**PROBLEM DETAILS:** Copy each line below without leaving any out.

**STORED RECORDS:**
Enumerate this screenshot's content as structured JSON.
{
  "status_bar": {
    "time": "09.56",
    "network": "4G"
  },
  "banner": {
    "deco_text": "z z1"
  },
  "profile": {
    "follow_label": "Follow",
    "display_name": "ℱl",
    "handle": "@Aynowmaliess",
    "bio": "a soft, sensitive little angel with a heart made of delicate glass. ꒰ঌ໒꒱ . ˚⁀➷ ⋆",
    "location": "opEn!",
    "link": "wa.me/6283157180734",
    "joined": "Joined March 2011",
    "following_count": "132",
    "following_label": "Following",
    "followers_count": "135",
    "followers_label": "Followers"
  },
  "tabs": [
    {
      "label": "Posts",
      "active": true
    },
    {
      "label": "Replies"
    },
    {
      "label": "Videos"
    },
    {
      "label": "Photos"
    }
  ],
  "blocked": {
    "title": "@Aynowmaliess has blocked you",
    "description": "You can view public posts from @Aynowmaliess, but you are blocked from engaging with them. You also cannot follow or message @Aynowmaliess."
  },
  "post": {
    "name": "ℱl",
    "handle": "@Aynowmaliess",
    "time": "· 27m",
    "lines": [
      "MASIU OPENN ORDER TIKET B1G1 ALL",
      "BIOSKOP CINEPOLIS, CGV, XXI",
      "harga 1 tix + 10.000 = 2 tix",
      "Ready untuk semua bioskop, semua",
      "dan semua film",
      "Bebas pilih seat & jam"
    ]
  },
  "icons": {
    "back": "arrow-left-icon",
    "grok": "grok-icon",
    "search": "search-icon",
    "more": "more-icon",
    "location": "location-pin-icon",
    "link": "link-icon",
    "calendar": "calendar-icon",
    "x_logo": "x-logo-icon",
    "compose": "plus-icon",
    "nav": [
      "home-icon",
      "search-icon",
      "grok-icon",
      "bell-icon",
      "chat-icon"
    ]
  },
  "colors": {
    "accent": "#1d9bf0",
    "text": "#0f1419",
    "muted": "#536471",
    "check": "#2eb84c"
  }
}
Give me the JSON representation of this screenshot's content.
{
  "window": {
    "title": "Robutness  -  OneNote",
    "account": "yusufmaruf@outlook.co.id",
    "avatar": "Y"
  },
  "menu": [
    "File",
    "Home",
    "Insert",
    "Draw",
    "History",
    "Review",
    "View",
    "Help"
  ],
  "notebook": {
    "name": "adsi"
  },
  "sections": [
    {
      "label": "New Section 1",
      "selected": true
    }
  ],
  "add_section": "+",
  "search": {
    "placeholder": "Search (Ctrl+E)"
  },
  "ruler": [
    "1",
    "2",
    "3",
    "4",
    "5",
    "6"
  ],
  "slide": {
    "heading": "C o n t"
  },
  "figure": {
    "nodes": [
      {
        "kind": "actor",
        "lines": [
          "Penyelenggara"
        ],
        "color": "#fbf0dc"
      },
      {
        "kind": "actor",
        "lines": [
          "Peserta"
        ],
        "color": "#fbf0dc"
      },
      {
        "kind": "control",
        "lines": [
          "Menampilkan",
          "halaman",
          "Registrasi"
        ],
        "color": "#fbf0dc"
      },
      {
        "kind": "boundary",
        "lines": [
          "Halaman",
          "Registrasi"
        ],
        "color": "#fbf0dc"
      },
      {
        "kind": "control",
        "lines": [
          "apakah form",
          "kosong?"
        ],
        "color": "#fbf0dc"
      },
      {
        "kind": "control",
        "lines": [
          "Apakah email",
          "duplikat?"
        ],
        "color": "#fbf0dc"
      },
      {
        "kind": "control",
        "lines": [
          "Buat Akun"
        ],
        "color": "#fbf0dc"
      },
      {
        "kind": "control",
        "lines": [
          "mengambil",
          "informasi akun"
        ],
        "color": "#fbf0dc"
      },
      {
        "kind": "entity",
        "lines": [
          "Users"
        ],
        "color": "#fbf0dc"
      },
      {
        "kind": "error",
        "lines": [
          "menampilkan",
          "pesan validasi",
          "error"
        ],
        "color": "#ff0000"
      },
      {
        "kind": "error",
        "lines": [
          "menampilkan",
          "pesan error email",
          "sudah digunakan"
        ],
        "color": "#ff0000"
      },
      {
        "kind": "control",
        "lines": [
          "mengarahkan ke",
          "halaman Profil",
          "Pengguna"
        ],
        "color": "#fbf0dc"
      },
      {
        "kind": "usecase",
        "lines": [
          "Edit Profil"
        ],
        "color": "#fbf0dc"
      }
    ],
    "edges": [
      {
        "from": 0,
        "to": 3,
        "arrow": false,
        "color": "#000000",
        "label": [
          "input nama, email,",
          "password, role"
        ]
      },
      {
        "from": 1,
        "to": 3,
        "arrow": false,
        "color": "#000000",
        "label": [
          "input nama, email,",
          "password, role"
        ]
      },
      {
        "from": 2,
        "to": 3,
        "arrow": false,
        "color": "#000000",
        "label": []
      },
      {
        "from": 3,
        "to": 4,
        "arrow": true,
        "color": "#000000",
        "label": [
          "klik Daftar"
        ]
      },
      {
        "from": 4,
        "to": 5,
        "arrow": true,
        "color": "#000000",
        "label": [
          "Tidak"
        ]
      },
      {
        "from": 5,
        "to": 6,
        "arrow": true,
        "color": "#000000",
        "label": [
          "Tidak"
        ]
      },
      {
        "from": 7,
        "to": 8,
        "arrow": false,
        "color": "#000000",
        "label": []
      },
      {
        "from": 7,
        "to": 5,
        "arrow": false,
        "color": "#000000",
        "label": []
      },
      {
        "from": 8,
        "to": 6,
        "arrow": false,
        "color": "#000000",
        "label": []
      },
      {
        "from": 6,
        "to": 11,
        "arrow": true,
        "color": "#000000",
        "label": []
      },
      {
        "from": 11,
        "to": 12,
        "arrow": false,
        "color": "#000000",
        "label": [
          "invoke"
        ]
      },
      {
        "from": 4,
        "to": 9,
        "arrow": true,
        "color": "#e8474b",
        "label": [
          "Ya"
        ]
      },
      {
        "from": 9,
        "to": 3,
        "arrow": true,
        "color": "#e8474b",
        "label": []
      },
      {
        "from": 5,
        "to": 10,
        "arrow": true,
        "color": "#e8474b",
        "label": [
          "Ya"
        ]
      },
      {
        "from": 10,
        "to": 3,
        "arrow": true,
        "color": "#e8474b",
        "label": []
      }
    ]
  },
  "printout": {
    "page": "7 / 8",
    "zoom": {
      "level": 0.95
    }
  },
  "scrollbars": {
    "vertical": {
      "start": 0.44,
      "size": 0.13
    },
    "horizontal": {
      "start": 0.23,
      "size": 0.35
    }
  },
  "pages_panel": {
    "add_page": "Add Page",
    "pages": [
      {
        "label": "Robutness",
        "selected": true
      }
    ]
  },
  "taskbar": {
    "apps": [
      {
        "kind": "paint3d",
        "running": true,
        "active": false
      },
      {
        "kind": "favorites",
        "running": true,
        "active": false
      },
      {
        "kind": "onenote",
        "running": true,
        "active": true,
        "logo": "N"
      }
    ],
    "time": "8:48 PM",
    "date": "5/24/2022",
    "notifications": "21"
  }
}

**CORRECT RESULT:**
Enumerate this screenshot's content as structured JSON.
{
  "status_bar": {
    "time": "09.56",
    "network": "4G"
  },
  "banner": {
    "deco_text": "z z1"
  },
  "profile": {
    "follow_label": "Follow",
    "display_name": "ℱl",
    "handle": "@Aynowmaliess",
    "bio": "a soft, sensitive little angel with a heart made of delicate glass. ꒰ঌ໒꒱ . ˚⁀➷ ⋆",
    "location": "opEn!",
    "link": "wa.me/6283157180734",
    "joined": "Joined March 2011",
    "following_count": "132",
    "following_label": "Following",
    "followers_count": "135",
    "followers_label": "Followers"
  },
  "tabs": [
    {
      "label": "Posts",
      "active": true
    },
    {
      "label": "Replies"
    },
    {
      "label": "Videos"
    },
    {
      "label": "Photos"
    }
  ],
  "blocked": {
    "title": "@Aynowmaliess has blocked you",
    "description": "You can view public posts from @Aynowmaliess, but you are blocked from engaging with them. You also cannot follow or message @Aynowmaliess."
  },
  "post": {
    "name": "ℱl",
    "handle": "@Aynowmaliess",
    "time": "· 27m",
    "lines": [
      "MASIU OPENN ORDER TIKET B1G1 ALL",
      "BIOSKOP CINEPOLIS, CGV, XXI",
      "harga 1 tix + 10.000 = 2 tix",
      "Ready untuk semua bioskop, semua",
      "dan semua film",
      "Bebas pilih seat & jam"
    ]
  },
  "icons": {
    "back": "arrow-left-icon",
    "grok": "grok-icon",
    "search": "search-icon",
    "more": "more-icon",
    "location": "location-pin-icon",
    "link": "link-icon",
    "calendar": "calendar-icon",
    "x_logo": "x-logo-icon",
    "compose": "plus-icon",
    "nav": [
      "home-icon",
      "search-icon",
      "grok-icon",
      "bell-icon",
      "chat-icon"
    ]
  },
  "colors": {
    "accent": "#1d9bf0",
    "text": "#0f1419",
    "muted": "#536471",
    "check": "#2eb84c"
  }
}
Give me the JSON representation of this screenshot's content.
{
  "window": {
    "title": "Robutness  -  OneNote",
    "account": "yusufmaruf@outlook.co.id",
    "avatar": "Y"
  },
  "menu": [
    "File",
    "Home",
    "Insert",
    "Draw",
    "History",
    "Review",
    "View",
    "Help"
  ],
  "notebook": {
    "name": "adsi"
  },
  "sections": [
    {
      "label": "New Section 1",
      "selected": true
    }
  ],
  "add_section": "+",
  "search": {
    "placeholder": "Search (Ctrl+E)"
  },
  "ruler": [
    "1",
    "2",
    "3",
    "4",
    "5",
    "6"
  ],
  "slide": {
    "heading": "C o n t"
  },
  "figure": {
    "nodes": [
      {
        "kind": "actor",
        "lines": [
          "Penyelenggara"
        ],
        "color": "#fbf0dc"
      },
      {
        "kind": "actor",
        "lines": [
          "Peserta"
        ],
        "color": "#fbf0dc"
      },
      {
        "kind": "control",
        "lines": [
          "Menampilkan",
          "halaman",
          "Registrasi"
        ],
        "color": "#fbf0dc"
      },
      {
        "kind": "boundary",
        "lines": [
          "Halaman",
          "Registrasi"
        ],
        "color": "#fbf0dc"
      },
      {
        "kind": "control",
        "lines": [
          "apakah form",
          "kosong?"
        ],
        "color": "#fbf0dc"
      },
      {
        "kind": "control",
        "lines": [
          "Apakah email",
          "duplikat?"
        ],
        "color": "#fbf0dc"
      },
      {
        "kind": "control",
        "lines": [
          "Buat Akun"
        ],
        "color": "#fbf0dc"
      },
      {
        "kind": "control",
        "lines": [
          "mengambil",
          "informasi akun"
        ],
        "color": "#fbf0dc"
      },
      {
        "kind": "entity",
        "lines": [
          "Users"
        ],
        "color": "#fbf0dc"
      },
      {
        "kind": "error",
        "lines": [
          "menampilkan",
          "pesan validasi",
          "error"
        ],
        "color": "#ff0000"
      },
      {
        "kind": "error",
        "lines": [
          "menampilkan",
          "pesan error email",
          "sudah digunakan"
        ],
        "color": "#ff0000"
      },
      {
        "kind": "control",
        "lines": [
          "mengarahkan ke",
          "halaman Profil",
          "Pengguna"
        ],
        "color": "#fbf0dc"
      },
      {
        "kind": "usecase",
        "lines": [
          "Edit Profil"
        ],
        "color": "#fbf0dc"
      }
    ],
    "edges": [
      {
        "from": 0,
        "to": 3,
        "arrow": false,
        "color": "#000000",
        "label": [
          "input nama, email,",
          "password, role"
        ]
      },
      {
        "from": 1,
        "to": 3,
        "arrow": false,
        "color": "#000000",
        "label": [
          "input nama, email,",
          "password, role"
        ]
      },
      {
        "from": 2,
        "to": 3,
        "arrow": false,
        "color": "#000000",
        "label": []
      },
      {
        "from": 3,
        "to": 4,
        "arrow": true,
        "color": "#000000",
        "label": [
          "klik Daftar"
        ]
      },
      {
        "from": 4,
        "to": 5,
        "arrow": true,
        "color": "#000000",
        "label": [
          "Tidak"
        ]
      },
      {
        "from": 5,
        "to": 6,
        "arrow": true,
        "color": "#000000",
        "label": [
          "Tidak"
        ]
      },
      {
        "from": 7,
        "to": 8,
        "arrow": false,
        "color": "#000000",
        "label": []
      },
      {
        "from": 7,
        "to": 5,
        "arrow": false,
        "color": "#000000",
        "label": []
      },
      {
        "from": 8,
        "to": 6,
        "arrow": false,
        "color": "#000000",
        "label": []
      },
      {
        "from": 6,
        "to": 11,
        "arrow": true,
        "color": "#000000",
        "label": []
      },
      {
        "from": 11,
        "to": 12,
        "arrow": false,
        "color": "#000000",
        "label": [
          "invoke"
        ]
      },
      {
        "from": 4,
        "to": 9,
        "arrow": true,
        "color": "#e8474b",
        "label": [
          "Ya"
        ]
      },
      {
        "from": 9,
        "to": 3,
        "arrow": true,
        "color": "#e8474b",
        "label": []
      },
      {
        "from": 5,
        "to": 10,
        "arrow": true,
        "color": "#e8474b",
        "label": [
          "Ya"
        ]
      },
      {
        "from": 10,
        "to": 3,
        "arrow": true,
        "color": "#e8474b",
        "label": []
      }
    ]
  },
  "printout": {
    "page": "7 / 8",
    "zoom": {
      "level": 0.95
    }
  },
  "scrollbars": {
    "vertical": {
      "start": 0.44,
      "size": 0.13
    },
    "horizontal": {
      "start": 0.23,
      "size": 0.35
    }
  },
  "pages_panel": {
    "add_page": "Add Page",
    "pages": [
      {
        "label": "Robutness",
        "selected": true
      }
    ]
  },
  "taskbar": {
    "apps": [
      {
        "kind": "paint3d",
        "running": true,
        "active": false
      },
      {
        "kind": "favorites",
        "running": true,
        "active": false
      },
      {
        "kind": "onenote",
        "running": true,
        "active": true,
        "logo": "N"
      }
    ],
    "time": "8:48 PM",
    "date": "5/24/2022",
    "notifications": "21"
  }
}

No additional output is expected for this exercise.